Problem to solve
Would you transcribe all of the data exactly, down to the last character?

· · · · · · ·

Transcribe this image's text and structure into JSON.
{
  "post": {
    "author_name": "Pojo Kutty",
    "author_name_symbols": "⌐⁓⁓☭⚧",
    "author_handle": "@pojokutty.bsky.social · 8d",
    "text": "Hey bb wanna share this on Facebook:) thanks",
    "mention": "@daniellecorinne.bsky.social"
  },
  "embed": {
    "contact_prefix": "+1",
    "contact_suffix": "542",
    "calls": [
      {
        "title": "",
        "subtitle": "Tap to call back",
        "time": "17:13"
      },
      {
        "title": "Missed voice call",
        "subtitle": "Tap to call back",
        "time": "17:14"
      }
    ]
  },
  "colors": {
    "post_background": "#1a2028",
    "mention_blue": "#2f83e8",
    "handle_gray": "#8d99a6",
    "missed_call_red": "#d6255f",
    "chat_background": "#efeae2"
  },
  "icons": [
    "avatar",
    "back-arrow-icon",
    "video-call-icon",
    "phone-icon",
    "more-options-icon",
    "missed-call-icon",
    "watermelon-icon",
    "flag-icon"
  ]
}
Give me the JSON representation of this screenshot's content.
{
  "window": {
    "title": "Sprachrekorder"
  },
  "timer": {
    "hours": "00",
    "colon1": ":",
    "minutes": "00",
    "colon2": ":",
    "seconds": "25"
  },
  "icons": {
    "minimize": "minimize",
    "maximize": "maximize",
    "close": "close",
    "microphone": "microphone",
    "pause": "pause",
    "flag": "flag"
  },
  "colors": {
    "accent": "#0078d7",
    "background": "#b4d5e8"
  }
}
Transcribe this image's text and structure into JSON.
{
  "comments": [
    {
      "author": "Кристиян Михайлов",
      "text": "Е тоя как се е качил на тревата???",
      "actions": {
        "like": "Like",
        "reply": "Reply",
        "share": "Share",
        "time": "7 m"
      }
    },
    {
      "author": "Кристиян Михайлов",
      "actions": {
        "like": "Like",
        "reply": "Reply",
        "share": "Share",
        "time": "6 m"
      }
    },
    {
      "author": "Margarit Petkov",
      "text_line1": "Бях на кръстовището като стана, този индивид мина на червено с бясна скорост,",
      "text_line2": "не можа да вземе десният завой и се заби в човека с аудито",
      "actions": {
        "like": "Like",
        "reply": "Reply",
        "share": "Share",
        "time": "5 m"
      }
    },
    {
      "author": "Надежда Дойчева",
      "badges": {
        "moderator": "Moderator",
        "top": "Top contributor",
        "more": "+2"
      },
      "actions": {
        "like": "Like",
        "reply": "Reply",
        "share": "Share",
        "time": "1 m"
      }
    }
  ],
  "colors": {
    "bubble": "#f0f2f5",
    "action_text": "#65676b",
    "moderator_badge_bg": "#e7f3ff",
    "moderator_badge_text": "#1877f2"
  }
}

· · · · · · ·

Result below
Transcribe this image's text and structure into JSON.
{
  "post": {
    "author_name": "Pojo Kutty",
    "author_name_symbols": "⌐⁓⁓☭⚧",
    "author_handle": "@pojokutty.bsky.social · 8d",
    "text": "Hey bb wanna share this on Facebook:) thanks",
    "mention": "@daniellecorinne.bsky.social"
  },
  "embed": {
    "contact_prefix": "+1",
    "contact_suffix": "542",
    "calls": [
      {
        "title": "",
        "subtitle": "Tap to call back",
        "time": "17:13"
      },
      {
        "title": "Missed voice call",
        "subtitle": "Tap to call back",
        "time": "17:14"
      }
    ]
  },
  "colors": {
    "post_background": "#1a2028",
    "mention_blue": "#2f83e8",
    "handle_gray": "#8d99a6",
    "missed_call_red": "#d6255f",
    "chat_background": "#efeae2"
  },
  "icons": [
    "avatar",
    "back-arrow-icon",
    "video-call-icon",
    "phone-icon",
    "more-options-icon",
    "missed-call-icon",
    "watermelon-icon",
    "flag-icon"
  ]
}
Give me the JSON representation of this screenshot's content.
{
  "window": {
    "title": "Sprachrekorder"
  },
  "timer": {
    "hours": "00",
    "colon1": ":",
    "minutes": "00",
    "colon2": ":",
    "seconds": "25"
  },
  "icons": {
    "minimize": "minimize",
    "maximize": "maximize",
    "close": "close",
    "microphone": "microphone",
    "pause": "pause",
    "flag": "flag"
  },
  "colors": {
    "accent": "#0078d7",
    "background": "#b4d5e8"
  }
}
Transcribe this image's text and structure into JSON.
{
  "comments": [
    {
      "author": "Кристиян Михайлов",
      "text": "Е тоя как се е качил на тревата???",
      "actions": {
        "like": "Like",
        "reply": "Reply",
        "share": "Share",
        "time": "7 m"
      }
    },
    {
      "author": "Кристиян Михайлов",
      "actions": {
        "like": "Like",
        "reply": "Reply",
        "share": "Share",
        "time": "6 m"
      }
    },
    {
      "author": "Margarit Petkov",
      "text_line1": "Бях на кръстовището като стана, този индивид мина на червено с бясна скорост,",
      "text_line2": "не можа да вземе десният завой и се заби в човека с аудито",
      "actions": {
        "like": "Like",
        "reply": "Reply",
        "share": "Share",
        "time": "5 m"
      }
    },
    {
      "author": "Надежда Дойчева",
      "badges": {
        "moderator": "Moderator",
        "top": "Top contributor",
        "more": "+2"
      },
      "actions": {
        "like": "Like",
        "reply": "Reply",
        "share": "Share",
        "time": "1 m"
      }
    }
  ],
  "colors": {
    "bubble": "#f0f2f5",
    "action_text": "#65676b",
    "moderator_badge_bg": "#e7f3ff",
    "moderator_badge_text": "#1877f2"
  }
}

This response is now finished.